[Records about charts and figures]
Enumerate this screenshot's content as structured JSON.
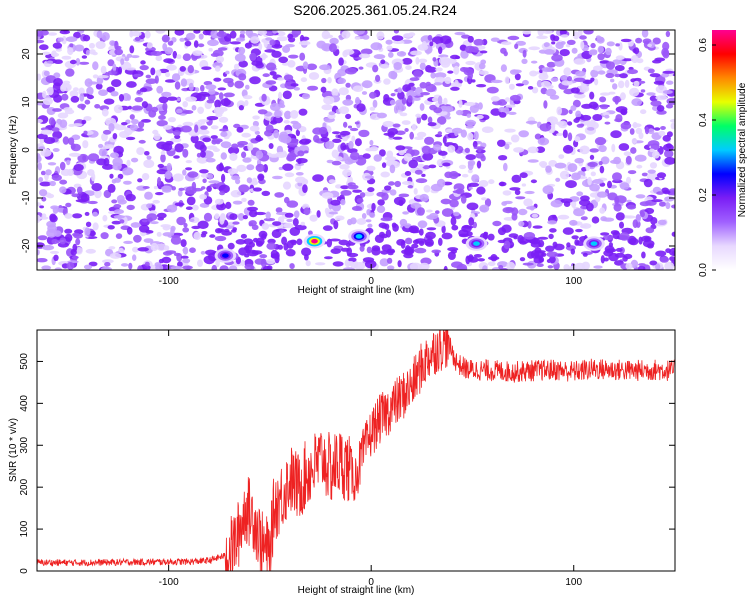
{
  "title": "S206.2025.361.05.24.R24",
  "chart_data": [
    {
      "type": "heatmap",
      "name": "spectrogram",
      "xlabel": "Height of straight line (km)",
      "ylabel": "Frequency (Hz)",
      "xlim": [
        -165,
        150
      ],
      "ylim": [
        -25,
        25
      ],
      "xticks": [
        -100,
        0,
        100
      ],
      "yticks": [
        -20,
        -10,
        0,
        10,
        20
      ],
      "colorbar": {
        "label": "Normalized spectral amplitude",
        "range": [
          0,
          0.64
        ],
        "ticks": [
          "0.0",
          "0.2",
          "0.4",
          "0.6"
        ],
        "colors": [
          "#ffffff",
          "#e8d8ff",
          "#a060ff",
          "#7a1ef5",
          "#0000ff",
          "#00ccff",
          "#00ff66",
          "#e8ff00",
          "#ff8800",
          "#ff0000",
          "#ff0090"
        ]
      },
      "features": [
        {
          "note": "strong band",
          "x_range": [
            -80,
            150
          ],
          "freq_range": [
            -23,
            -16
          ]
        },
        {
          "note": "peak",
          "x": -28,
          "freq": -19,
          "amplitude": 0.64
        },
        {
          "note": "peak",
          "x": -72,
          "freq": -22,
          "amplitude": 0.25
        },
        {
          "note": "peak",
          "x": -6,
          "freq": -18,
          "amplitude": 0.32
        },
        {
          "note": "peak",
          "x": 52,
          "freq": -19.5,
          "amplitude": 0.3
        },
        {
          "note": "peak",
          "x": 110,
          "freq": -19.5,
          "amplitude": 0.3
        },
        {
          "note": "gap",
          "x": -28,
          "freq_range": [
            -12,
            25
          ]
        },
        {
          "note": "gap",
          "x": 60,
          "freq_range": [
            -16,
            25
          ]
        }
      ]
    },
    {
      "type": "line",
      "name": "snr",
      "xlabel": "Height of straight line (km)",
      "ylabel": "SNR (10 * v/v)",
      "xlim": [
        -165,
        150
      ],
      "ylim": [
        0,
        575
      ],
      "xticks": [
        -100,
        0,
        100
      ],
      "yticks": [
        0,
        100,
        200,
        300,
        400,
        500
      ],
      "color": "#ee2222",
      "series": [
        {
          "x": [
            -165,
            -140,
            -120,
            -100,
            -90,
            -80,
            -70,
            -66,
            -62,
            -58,
            -54,
            -50,
            -48,
            -44,
            -40,
            -36,
            -32,
            -28,
            -24,
            -20,
            -16,
            -12,
            -8,
            -4,
            0,
            4,
            8,
            12,
            16,
            20,
            24,
            28,
            32,
            36,
            38,
            40,
            42,
            44,
            48,
            52,
            60,
            70,
            80,
            90,
            100,
            110,
            120,
            130,
            140,
            150
          ],
          "y": [
            20,
            20,
            21,
            22,
            22,
            25,
            40,
            80,
            150,
            130,
            60,
            40,
            150,
            180,
            220,
            200,
            230,
            250,
            270,
            240,
            260,
            250,
            220,
            280,
            330,
            360,
            380,
            400,
            420,
            440,
            480,
            510,
            530,
            540,
            545,
            520,
            500,
            490,
            480,
            480,
            478,
            475,
            478,
            480,
            476,
            482,
            480,
            478,
            480,
            478
          ]
        }
      ]
    }
  ]
}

▶ **PROBLEM REQUIREMENTS**:
Transcribe all the records above word for word, without their images.

▶ **OUTPUT OF THE TASK**:
Enumerate this screenshot's content as structured JSON.
{
  "title": "S206.2025.361.05.24.R24",
  "chart_data": [
    {
      "type": "heatmap",
      "name": "spectrogram",
      "xlabel": "Height of straight line (km)",
      "ylabel": "Frequency (Hz)",
      "xlim": [
        -165,
        150
      ],
      "ylim": [
        -25,
        25
      ],
      "xticks": [
        -100,
        0,
        100
      ],
      "yticks": [
        -20,
        -10,
        0,
        10,
        20
      ],
      "colorbar": {
        "label": "Normalized spectral amplitude",
        "range": [
          0,
          0.64
        ],
        "ticks": [
          "0.0",
          "0.2",
          "0.4",
          "0.6"
        ],
        "colors": [
          "#ffffff",
          "#e8d8ff",
          "#a060ff",
          "#7a1ef5",
          "#0000ff",
          "#00ccff",
          "#00ff66",
          "#e8ff00",
          "#ff8800",
          "#ff0000",
          "#ff0090"
        ]
      },
      "features": [
        {
          "note": "strong band",
          "x_range": [
            -80,
            150
          ],
          "freq_range": [
            -23,
            -16
          ]
        },
        {
          "note": "peak",
          "x": -28,
          "freq": -19,
          "amplitude": 0.64
        },
        {
          "note": "peak",
          "x": -72,
          "freq": -22,
          "amplitude": 0.25
        },
        {
          "note": "peak",
          "x": -6,
          "freq": -18,
          "amplitude": 0.32
        },
        {
          "note": "peak",
          "x": 52,
          "freq": -19.5,
          "amplitude": 0.3
        },
        {
          "note": "peak",
          "x": 110,
          "freq": -19.5,
          "amplitude": 0.3
        },
        {
          "note": "gap",
          "x": -28,
          "freq_range": [
            -12,
            25
          ]
        },
        {
          "note": "gap",
          "x": 60,
          "freq_range": [
            -16,
            25
          ]
        }
      ]
    },
    {
      "type": "line",
      "name": "snr",
      "xlabel": "Height of straight line (km)",
      "ylabel": "SNR (10 * v/v)",
      "xlim": [
        -165,
        150
      ],
      "ylim": [
        0,
        575
      ],
      "xticks": [
        -100,
        0,
        100
      ],
      "yticks": [
        0,
        100,
        200,
        300,
        400,
        500
      ],
      "color": "#ee2222",
      "series": [
        {
          "x": [
            -165,
            -140,
            -120,
            -100,
            -90,
            -80,
            -70,
            -66,
            -62,
            -58,
            -54,
            -50,
            -48,
            -44,
            -40,
            -36,
            -32,
            -28,
            -24,
            -20,
            -16,
            -12,
            -8,
            -4,
            0,
            4,
            8,
            12,
            16,
            20,
            24,
            28,
            32,
            36,
            38,
            40,
            42,
            44,
            48,
            52,
            60,
            70,
            80,
            90,
            100,
            110,
            120,
            130,
            140,
            150
          ],
          "y": [
            20,
            20,
            21,
            22,
            22,
            25,
            40,
            80,
            150,
            130,
            60,
            40,
            150,
            180,
            220,
            200,
            230,
            250,
            270,
            240,
            260,
            250,
            220,
            280,
            330,
            360,
            380,
            400,
            420,
            440,
            480,
            510,
            530,
            540,
            545,
            520,
            500,
            490,
            480,
            480,
            478,
            475,
            478,
            480,
            476,
            482,
            480,
            478,
            480,
            478
          ]
        }
      ]
    }
  ]
}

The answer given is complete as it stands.